(begin)

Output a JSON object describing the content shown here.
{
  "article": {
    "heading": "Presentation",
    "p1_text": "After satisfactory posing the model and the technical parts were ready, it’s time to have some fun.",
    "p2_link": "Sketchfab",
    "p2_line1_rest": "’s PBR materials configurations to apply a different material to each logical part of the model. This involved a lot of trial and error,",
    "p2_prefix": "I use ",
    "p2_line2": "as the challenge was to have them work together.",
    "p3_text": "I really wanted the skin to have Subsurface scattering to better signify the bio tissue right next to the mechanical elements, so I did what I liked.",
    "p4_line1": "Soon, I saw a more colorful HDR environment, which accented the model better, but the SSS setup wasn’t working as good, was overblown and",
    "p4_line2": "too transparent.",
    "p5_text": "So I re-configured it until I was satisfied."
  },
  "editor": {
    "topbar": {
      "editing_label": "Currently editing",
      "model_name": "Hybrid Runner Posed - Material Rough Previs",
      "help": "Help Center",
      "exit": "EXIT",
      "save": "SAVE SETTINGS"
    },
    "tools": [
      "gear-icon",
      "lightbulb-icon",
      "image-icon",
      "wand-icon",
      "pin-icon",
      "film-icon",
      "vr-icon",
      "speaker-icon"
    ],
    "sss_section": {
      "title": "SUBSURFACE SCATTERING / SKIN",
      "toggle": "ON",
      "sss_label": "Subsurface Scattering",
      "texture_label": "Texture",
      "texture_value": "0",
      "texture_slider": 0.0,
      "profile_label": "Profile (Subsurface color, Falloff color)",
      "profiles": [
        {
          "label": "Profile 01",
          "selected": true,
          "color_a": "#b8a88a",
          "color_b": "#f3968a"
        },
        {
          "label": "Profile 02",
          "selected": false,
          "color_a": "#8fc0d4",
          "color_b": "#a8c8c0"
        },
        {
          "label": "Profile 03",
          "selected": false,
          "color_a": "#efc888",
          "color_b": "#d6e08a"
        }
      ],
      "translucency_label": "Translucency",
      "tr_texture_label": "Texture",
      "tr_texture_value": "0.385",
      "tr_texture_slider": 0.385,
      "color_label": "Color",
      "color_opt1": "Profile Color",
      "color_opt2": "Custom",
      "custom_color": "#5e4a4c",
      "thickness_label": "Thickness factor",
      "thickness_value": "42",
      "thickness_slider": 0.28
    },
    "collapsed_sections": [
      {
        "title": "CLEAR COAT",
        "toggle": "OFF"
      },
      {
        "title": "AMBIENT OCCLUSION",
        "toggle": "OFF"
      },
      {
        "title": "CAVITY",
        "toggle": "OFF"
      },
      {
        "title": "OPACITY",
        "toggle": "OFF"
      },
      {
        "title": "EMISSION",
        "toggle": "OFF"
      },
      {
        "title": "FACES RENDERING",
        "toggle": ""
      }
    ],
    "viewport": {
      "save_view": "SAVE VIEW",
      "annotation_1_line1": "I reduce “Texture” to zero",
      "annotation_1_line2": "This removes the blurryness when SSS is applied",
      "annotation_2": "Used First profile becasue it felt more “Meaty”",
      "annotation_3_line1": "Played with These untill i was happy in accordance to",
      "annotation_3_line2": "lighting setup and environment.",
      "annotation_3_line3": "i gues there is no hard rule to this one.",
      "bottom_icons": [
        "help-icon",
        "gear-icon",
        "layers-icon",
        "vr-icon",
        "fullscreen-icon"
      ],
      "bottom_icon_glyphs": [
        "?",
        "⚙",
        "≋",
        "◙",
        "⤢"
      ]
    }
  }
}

(end)

TASK OBJECTIVE -
Write out all the data again, exactly as it appears.

FULL ANSWER -
Output a JSON object describing the content shown here.
{
  "article": {
    "heading": "Presentation",
    "p1_text": "After satisfactory posing the model and the technical parts were ready, it’s time to have some fun.",
    "p2_link": "Sketchfab",
    "p2_line1_rest": "’s PBR materials configurations to apply a different material to each logical part of the model. This involved a lot of trial and error,",
    "p2_prefix": "I use ",
    "p2_line2": "as the challenge was to have them work together.",
    "p3_text": "I really wanted the skin to have Subsurface scattering to better signify the bio tissue right next to the mechanical elements, so I did what I liked.",
    "p4_line1": "Soon, I saw a more colorful HDR environment, which accented the model better, but the SSS setup wasn’t working as good, was overblown and",
    "p4_line2": "too transparent.",
    "p5_text": "So I re-configured it until I was satisfied."
  },
  "editor": {
    "topbar": {
      "editing_label": "Currently editing",
      "model_name": "Hybrid Runner Posed - Material Rough Previs",
      "help": "Help Center",
      "exit": "EXIT",
      "save": "SAVE SETTINGS"
    },
    "tools": [
      "gear-icon",
      "lightbulb-icon",
      "image-icon",
      "wand-icon",
      "pin-icon",
      "film-icon",
      "vr-icon",
      "speaker-icon"
    ],
    "sss_section": {
      "title": "SUBSURFACE SCATTERING / SKIN",
      "toggle": "ON",
      "sss_label": "Subsurface Scattering",
      "texture_label": "Texture",
      "texture_value": "0",
      "texture_slider": 0.0,
      "profile_label": "Profile (Subsurface color, Falloff color)",
      "profiles": [
        {
          "label": "Profile 01",
          "selected": true,
          "color_a": "#b8a88a",
          "color_b": "#f3968a"
        },
        {
          "label": "Profile 02",
          "selected": false,
          "color_a": "#8fc0d4",
          "color_b": "#a8c8c0"
        },
        {
          "label": "Profile 03",
          "selected": false,
          "color_a": "#efc888",
          "color_b": "#d6e08a"
        }
      ],
      "translucency_label": "Translucency",
      "tr_texture_label": "Texture",
      "tr_texture_value": "0.385",
      "tr_texture_slider": 0.385,
      "color_label": "Color",
      "color_opt1": "Profile Color",
      "color_opt2": "Custom",
      "custom_color": "#5e4a4c",
      "thickness_label": "Thickness factor",
      "thickness_value": "42",
      "thickness_slider": 0.28
    },
    "collapsed_sections": [
      {
        "title": "CLEAR COAT",
        "toggle": "OFF"
      },
      {
        "title": "AMBIENT OCCLUSION",
        "toggle": "OFF"
      },
      {
        "title": "CAVITY",
        "toggle": "OFF"
      },
      {
        "title": "OPACITY",
        "toggle": "OFF"
      },
      {
        "title": "EMISSION",
        "toggle": "OFF"
      },
      {
        "title": "FACES RENDERING",
        "toggle": ""
      }
    ],
    "viewport": {
      "save_view": "SAVE VIEW",
      "annotation_1_line1": "I reduce “Texture” to zero",
      "annotation_1_line2": "This removes the blurryness when SSS is applied",
      "annotation_2": "Used First profile becasue it felt more “Meaty”",
      "annotation_3_line1": "Played with These untill i was happy in accordance to",
      "annotation_3_line2": "lighting setup and environment.",
      "annotation_3_line3": "i gues there is no hard rule to this one.",
      "bottom_icons": [
        "help-icon",
        "gear-icon",
        "layers-icon",
        "vr-icon",
        "fullscreen-icon"
      ],
      "bottom_icon_glyphs": [
        "?",
        "⚙",
        "≋",
        "◙",
        "⤢"
      ]
    }
  }
}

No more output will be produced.